------ SUPPLIED INFORMATION
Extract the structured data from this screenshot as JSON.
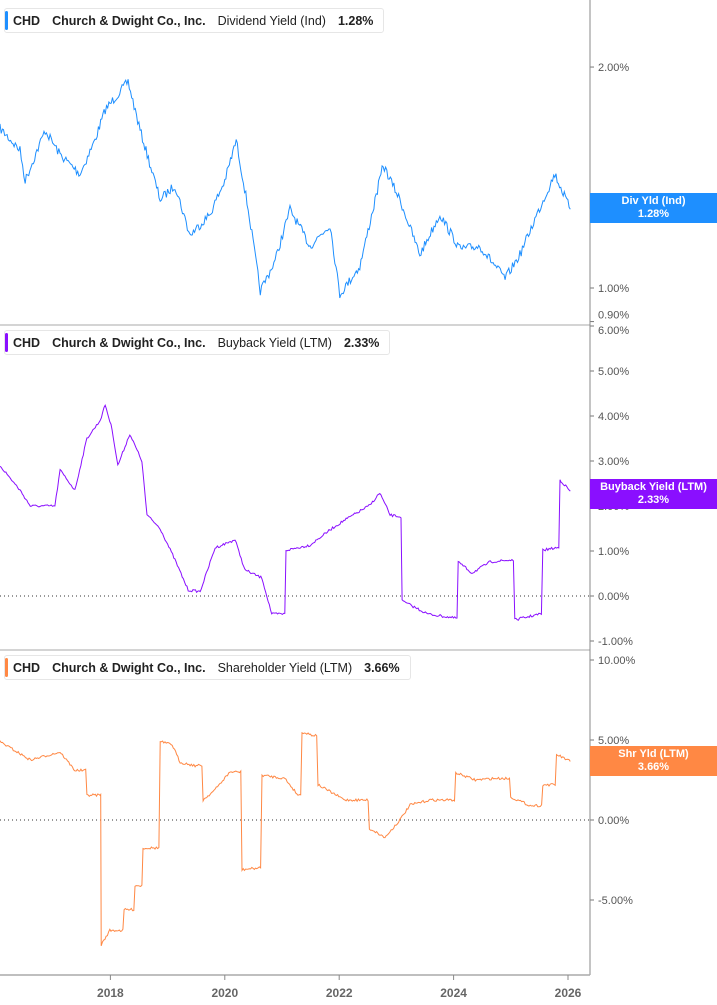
{
  "chart_data": [
    {
      "type": "line",
      "ticker": "CHD",
      "company": "Church & Dwight Co., Inc.",
      "metric": "Dividend Yield (Ind)",
      "last": "1.28%",
      "tag_label": "Div Yld (Ind)",
      "color": "#1e8fff",
      "scale": "log",
      "y_ticks": [
        "2.00%",
        "1.00%",
        "0.90%"
      ],
      "y_tick_values": [
        2.0,
        1.0,
        0.9
      ],
      "ylim": [
        0.88,
        2.3
      ],
      "x": [
        2016.07,
        2016.42,
        2016.51,
        2016.86,
        2017.12,
        2017.47,
        2017.73,
        2017.91,
        2018.31,
        2018.52,
        2018.87,
        2019.13,
        2019.39,
        2019.74,
        2020.0,
        2020.2,
        2020.41,
        2020.62,
        2020.88,
        2021.14,
        2021.49,
        2021.84,
        2022.01,
        2022.36,
        2022.77,
        2023.06,
        2023.41,
        2023.76,
        2024.11,
        2024.46,
        2024.9,
        2025.16,
        2025.42,
        2025.77,
        2026.04
      ],
      "values": [
        1.65,
        1.54,
        1.4,
        1.64,
        1.52,
        1.43,
        1.59,
        1.75,
        1.91,
        1.64,
        1.32,
        1.38,
        1.18,
        1.26,
        1.4,
        1.59,
        1.28,
        0.99,
        1.09,
        1.28,
        1.14,
        1.22,
        0.98,
        1.07,
        1.47,
        1.32,
        1.11,
        1.26,
        1.13,
        1.14,
        1.03,
        1.11,
        1.24,
        1.43,
        1.28
      ]
    },
    {
      "type": "line",
      "ticker": "CHD",
      "company": "Church & Dwight Co., Inc.",
      "metric": "Buyback Yield (LTM)",
      "last": "2.33%",
      "tag_label": "Buyback Yield (LTM)",
      "color": "#8a0fff",
      "y_ticks": [
        "6.00%",
        "5.00%",
        "4.00%",
        "3.00%",
        "2.00%",
        "1.00%",
        "0.00%",
        "-1.00%"
      ],
      "y_tick_values": [
        6,
        5,
        4,
        3,
        2,
        1,
        0,
        -1
      ],
      "ylim": [
        -1.2,
        6
      ],
      "x": [
        2016.07,
        2016.42,
        2016.6,
        2017.03,
        2017.12,
        2017.38,
        2017.59,
        2017.82,
        2017.91,
        2018.03,
        2018.13,
        2018.34,
        2018.55,
        2018.64,
        2018.87,
        2019.13,
        2019.36,
        2019.57,
        2019.83,
        2020.18,
        2020.35,
        2020.65,
        2020.82,
        2021.09,
        2021.49,
        2021.84,
        2022.1,
        2022.54,
        2022.71,
        2022.89,
        2023.06,
        2023.1,
        2023.55,
        2024.02,
        2024.08,
        2024.32,
        2024.64,
        2025.02,
        2025.07,
        2025.51,
        2025.56,
        2025.8,
        2025.86,
        2026.04
      ],
      "values": [
        2.9,
        2.35,
        2.0,
        2.0,
        2.8,
        2.35,
        3.5,
        3.9,
        4.25,
        3.7,
        2.9,
        3.6,
        3.0,
        1.8,
        1.5,
        0.8,
        0.13,
        0.1,
        1.07,
        1.25,
        0.58,
        0.4,
        -0.4,
        1.02,
        1.13,
        1.47,
        1.69,
        2.02,
        2.29,
        1.8,
        1.76,
        -0.11,
        -0.4,
        -0.49,
        0.76,
        0.51,
        0.76,
        0.8,
        -0.53,
        -0.4,
        1.02,
        1.07,
        2.58,
        2.33
      ]
    },
    {
      "type": "line",
      "ticker": "CHD",
      "company": "Church & Dwight Co., Inc.",
      "metric": "Shareholder Yield (LTM)",
      "last": "3.66%",
      "tag_label": "Shr Yld (LTM)",
      "color": "#ff8844",
      "y_ticks": [
        "10.00%",
        "5.00%",
        "0.00%",
        "-5.00%"
      ],
      "y_tick_values": [
        10,
        5,
        0,
        -5
      ],
      "ylim": [
        -9.6,
        10.6
      ],
      "x": [
        2016.07,
        2016.6,
        2017.12,
        2017.38,
        2017.61,
        2017.82,
        2017.84,
        2017.99,
        2018.26,
        2018.43,
        2018.57,
        2018.78,
        2018.87,
        2019.08,
        2019.22,
        2019.48,
        2019.62,
        2019.83,
        2020.09,
        2020.3,
        2020.58,
        2020.65,
        2021.05,
        2021.28,
        2021.35,
        2021.54,
        2021.63,
        2022.1,
        2022.57,
        2022.8,
        2023.06,
        2023.24,
        2023.59,
        2024.08,
        2024.38,
        2024.72,
        2025.02,
        2025.34,
        2025.56,
        2025.82,
        2026.04
      ],
      "values": [
        4.9,
        3.75,
        4.25,
        3.1,
        1.56,
        1.56,
        -7.8,
        -6.9,
        -5.6,
        -4.1,
        -1.75,
        -1.75,
        4.9,
        4.7,
        3.6,
        3.4,
        1.25,
        1.9,
        3.0,
        -3.1,
        -3.0,
        2.8,
        2.6,
        1.56,
        5.5,
        5.3,
        2.2,
        1.25,
        -0.6,
        -1.1,
        0,
        0.94,
        1.25,
        2.9,
        2.5,
        2.6,
        1.4,
        0.9,
        2.2,
        4.06,
        3.66
      ]
    }
  ],
  "x_axis": {
    "ticks": [
      "2018",
      "2020",
      "2022",
      "2024",
      "2026"
    ],
    "tick_values": [
      2018,
      2020,
      2022,
      2024,
      2026
    ],
    "xlim": [
      2016.07,
      2026.4
    ]
  }
}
------------
> **WRITTEN EXERCISE**: Drop the images and repeat the data exactly.

> **RESULT**:
Extract the structured data from this screenshot as JSON.
{
  "chart_data": [
    {
      "type": "line",
      "ticker": "CHD",
      "company": "Church & Dwight Co., Inc.",
      "metric": "Dividend Yield (Ind)",
      "last": "1.28%",
      "tag_label": "Div Yld (Ind)",
      "color": "#1e8fff",
      "scale": "log",
      "y_ticks": [
        "2.00%",
        "1.00%",
        "0.90%"
      ],
      "y_tick_values": [
        2.0,
        1.0,
        0.9
      ],
      "ylim": [
        0.88,
        2.3
      ],
      "x": [
        2016.07,
        2016.42,
        2016.51,
        2016.86,
        2017.12,
        2017.47,
        2017.73,
        2017.91,
        2018.31,
        2018.52,
        2018.87,
        2019.13,
        2019.39,
        2019.74,
        2020.0,
        2020.2,
        2020.41,
        2020.62,
        2020.88,
        2021.14,
        2021.49,
        2021.84,
        2022.01,
        2022.36,
        2022.77,
        2023.06,
        2023.41,
        2023.76,
        2024.11,
        2024.46,
        2024.9,
        2025.16,
        2025.42,
        2025.77,
        2026.04
      ],
      "values": [
        1.65,
        1.54,
        1.4,
        1.64,
        1.52,
        1.43,
        1.59,
        1.75,
        1.91,
        1.64,
        1.32,
        1.38,
        1.18,
        1.26,
        1.4,
        1.59,
        1.28,
        0.99,
        1.09,
        1.28,
        1.14,
        1.22,
        0.98,
        1.07,
        1.47,
        1.32,
        1.11,
        1.26,
        1.13,
        1.14,
        1.03,
        1.11,
        1.24,
        1.43,
        1.28
      ]
    },
    {
      "type": "line",
      "ticker": "CHD",
      "company": "Church & Dwight Co., Inc.",
      "metric": "Buyback Yield (LTM)",
      "last": "2.33%",
      "tag_label": "Buyback Yield (LTM)",
      "color": "#8a0fff",
      "y_ticks": [
        "6.00%",
        "5.00%",
        "4.00%",
        "3.00%",
        "2.00%",
        "1.00%",
        "0.00%",
        "-1.00%"
      ],
      "y_tick_values": [
        6,
        5,
        4,
        3,
        2,
        1,
        0,
        -1
      ],
      "ylim": [
        -1.2,
        6
      ],
      "x": [
        2016.07,
        2016.42,
        2016.6,
        2017.03,
        2017.12,
        2017.38,
        2017.59,
        2017.82,
        2017.91,
        2018.03,
        2018.13,
        2018.34,
        2018.55,
        2018.64,
        2018.87,
        2019.13,
        2019.36,
        2019.57,
        2019.83,
        2020.18,
        2020.35,
        2020.65,
        2020.82,
        2021.09,
        2021.49,
        2021.84,
        2022.1,
        2022.54,
        2022.71,
        2022.89,
        2023.06,
        2023.1,
        2023.55,
        2024.02,
        2024.08,
        2024.32,
        2024.64,
        2025.02,
        2025.07,
        2025.51,
        2025.56,
        2025.8,
        2025.86,
        2026.04
      ],
      "values": [
        2.9,
        2.35,
        2.0,
        2.0,
        2.8,
        2.35,
        3.5,
        3.9,
        4.25,
        3.7,
        2.9,
        3.6,
        3.0,
        1.8,
        1.5,
        0.8,
        0.13,
        0.1,
        1.07,
        1.25,
        0.58,
        0.4,
        -0.4,
        1.02,
        1.13,
        1.47,
        1.69,
        2.02,
        2.29,
        1.8,
        1.76,
        -0.11,
        -0.4,
        -0.49,
        0.76,
        0.51,
        0.76,
        0.8,
        -0.53,
        -0.4,
        1.02,
        1.07,
        2.58,
        2.33
      ]
    },
    {
      "type": "line",
      "ticker": "CHD",
      "company": "Church & Dwight Co., Inc.",
      "metric": "Shareholder Yield (LTM)",
      "last": "3.66%",
      "tag_label": "Shr Yld (LTM)",
      "color": "#ff8844",
      "y_ticks": [
        "10.00%",
        "5.00%",
        "0.00%",
        "-5.00%"
      ],
      "y_tick_values": [
        10,
        5,
        0,
        -5
      ],
      "ylim": [
        -9.6,
        10.6
      ],
      "x": [
        2016.07,
        2016.6,
        2017.12,
        2017.38,
        2017.61,
        2017.82,
        2017.84,
        2017.99,
        2018.26,
        2018.43,
        2018.57,
        2018.78,
        2018.87,
        2019.08,
        2019.22,
        2019.48,
        2019.62,
        2019.83,
        2020.09,
        2020.3,
        2020.58,
        2020.65,
        2021.05,
        2021.28,
        2021.35,
        2021.54,
        2021.63,
        2022.1,
        2022.57,
        2022.8,
        2023.06,
        2023.24,
        2023.59,
        2024.08,
        2024.38,
        2024.72,
        2025.02,
        2025.34,
        2025.56,
        2025.82,
        2026.04
      ],
      "values": [
        4.9,
        3.75,
        4.25,
        3.1,
        1.56,
        1.56,
        -7.8,
        -6.9,
        -5.6,
        -4.1,
        -1.75,
        -1.75,
        4.9,
        4.7,
        3.6,
        3.4,
        1.25,
        1.9,
        3.0,
        -3.1,
        -3.0,
        2.8,
        2.6,
        1.56,
        5.5,
        5.3,
        2.2,
        1.25,
        -0.6,
        -1.1,
        0,
        0.94,
        1.25,
        2.9,
        2.5,
        2.6,
        1.4,
        0.9,
        2.2,
        4.06,
        3.66
      ]
    }
  ],
  "x_axis": {
    "ticks": [
      "2018",
      "2020",
      "2022",
      "2024",
      "2026"
    ],
    "tick_values": [
      2018,
      2020,
      2022,
      2024,
      2026
    ],
    "xlim": [
      2016.07,
      2026.4
    ]
  }
}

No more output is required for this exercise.